Recorded data:
----

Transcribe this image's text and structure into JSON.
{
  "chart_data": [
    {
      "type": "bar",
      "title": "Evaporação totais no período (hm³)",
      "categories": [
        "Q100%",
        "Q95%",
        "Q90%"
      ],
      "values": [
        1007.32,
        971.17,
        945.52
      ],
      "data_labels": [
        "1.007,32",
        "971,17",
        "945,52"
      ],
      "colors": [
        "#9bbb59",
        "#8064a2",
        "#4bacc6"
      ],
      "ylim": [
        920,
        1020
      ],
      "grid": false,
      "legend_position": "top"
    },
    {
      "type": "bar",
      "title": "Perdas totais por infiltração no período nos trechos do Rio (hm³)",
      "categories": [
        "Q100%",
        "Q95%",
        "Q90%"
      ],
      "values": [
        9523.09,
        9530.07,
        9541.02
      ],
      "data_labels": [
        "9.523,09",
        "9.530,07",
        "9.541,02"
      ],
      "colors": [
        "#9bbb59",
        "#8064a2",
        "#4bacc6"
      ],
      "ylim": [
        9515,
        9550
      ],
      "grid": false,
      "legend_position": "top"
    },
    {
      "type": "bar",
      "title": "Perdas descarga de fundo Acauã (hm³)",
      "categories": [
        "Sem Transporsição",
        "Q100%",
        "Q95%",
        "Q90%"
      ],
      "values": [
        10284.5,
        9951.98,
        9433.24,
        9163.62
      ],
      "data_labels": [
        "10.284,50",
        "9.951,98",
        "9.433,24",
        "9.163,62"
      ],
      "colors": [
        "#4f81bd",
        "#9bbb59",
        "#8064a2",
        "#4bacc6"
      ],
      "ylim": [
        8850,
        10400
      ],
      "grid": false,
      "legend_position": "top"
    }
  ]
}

----

* _REQUEST_
Count how many lines above include the word "Perdas" and answer with that figure only.

* _ANSWER TO THIS EXERCISE_
2